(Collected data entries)
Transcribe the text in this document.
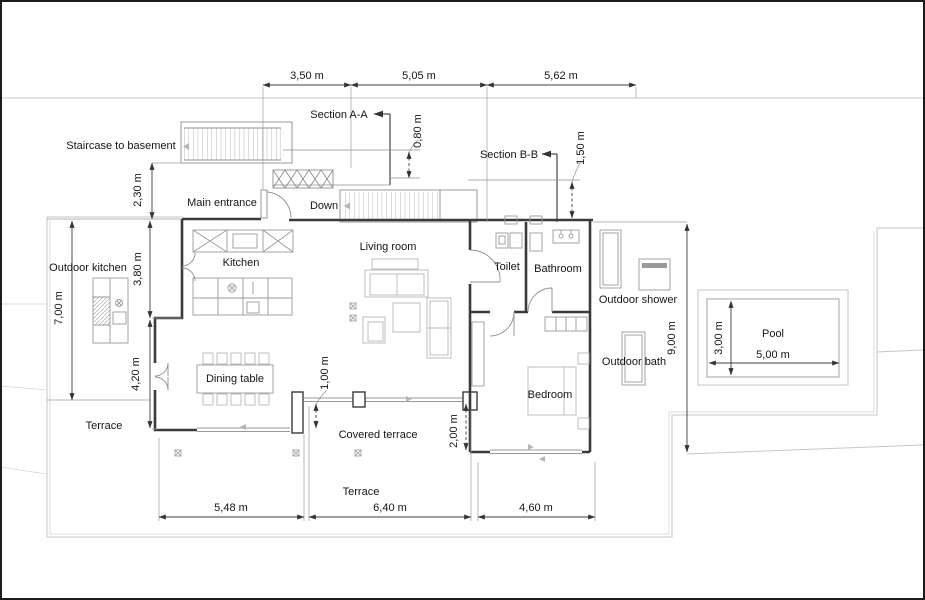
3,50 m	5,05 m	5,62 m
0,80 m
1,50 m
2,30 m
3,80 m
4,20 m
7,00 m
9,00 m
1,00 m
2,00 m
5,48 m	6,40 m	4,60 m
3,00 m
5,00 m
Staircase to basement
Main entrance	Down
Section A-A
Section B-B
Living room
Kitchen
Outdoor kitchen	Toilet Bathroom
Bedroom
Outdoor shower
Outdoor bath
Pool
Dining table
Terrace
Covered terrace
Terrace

**Instruction:** Repeat each entry exactly as given; no pictures belong in the copy.

**Result of the task:**
Transcribe the text in this document.
3,50 m	5,05 m	5,62 m
0,80 m
1,50 m
2,30 m
3,80 m
4,20 m
7,00 m
9,00 m
1,00 m
2,00 m
5,48 m	6,40 m	4,60 m
3,00 m
5,00 m
Staircase to basement
Main entrance	Down
Section A-A
Section B-B
Living room
Kitchen
Outdoor kitchen	Toilet Bathroom
Bedroom
Outdoor shower
Outdoor bath
Pool
Dining table
Terrace
Covered terrace
Terrace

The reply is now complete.